**TASK DETAILS**
In the material below, find each line holding the string "gradient" and copy it.

╭──

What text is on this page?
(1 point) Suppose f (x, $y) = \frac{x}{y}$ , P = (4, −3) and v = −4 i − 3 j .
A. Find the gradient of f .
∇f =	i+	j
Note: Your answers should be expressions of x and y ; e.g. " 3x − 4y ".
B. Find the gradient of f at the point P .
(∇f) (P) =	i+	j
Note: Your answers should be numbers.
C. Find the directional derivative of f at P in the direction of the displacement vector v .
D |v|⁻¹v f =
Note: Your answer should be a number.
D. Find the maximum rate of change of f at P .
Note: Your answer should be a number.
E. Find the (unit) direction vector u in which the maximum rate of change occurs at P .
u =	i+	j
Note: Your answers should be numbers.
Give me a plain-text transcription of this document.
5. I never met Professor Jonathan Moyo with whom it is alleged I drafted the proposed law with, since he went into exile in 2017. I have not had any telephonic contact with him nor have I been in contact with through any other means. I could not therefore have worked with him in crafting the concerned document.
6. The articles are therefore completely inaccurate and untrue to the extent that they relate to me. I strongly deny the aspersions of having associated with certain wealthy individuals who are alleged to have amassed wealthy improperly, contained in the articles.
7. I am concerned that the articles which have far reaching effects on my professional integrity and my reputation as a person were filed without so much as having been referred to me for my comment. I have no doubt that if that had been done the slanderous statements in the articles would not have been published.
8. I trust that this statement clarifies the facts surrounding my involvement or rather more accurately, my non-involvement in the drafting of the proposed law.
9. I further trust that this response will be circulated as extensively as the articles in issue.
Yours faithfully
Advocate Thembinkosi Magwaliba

╰──

**CORRECT RESPONSE**
A. Find the gradient of f .
B. Find the gradient of f at the point P .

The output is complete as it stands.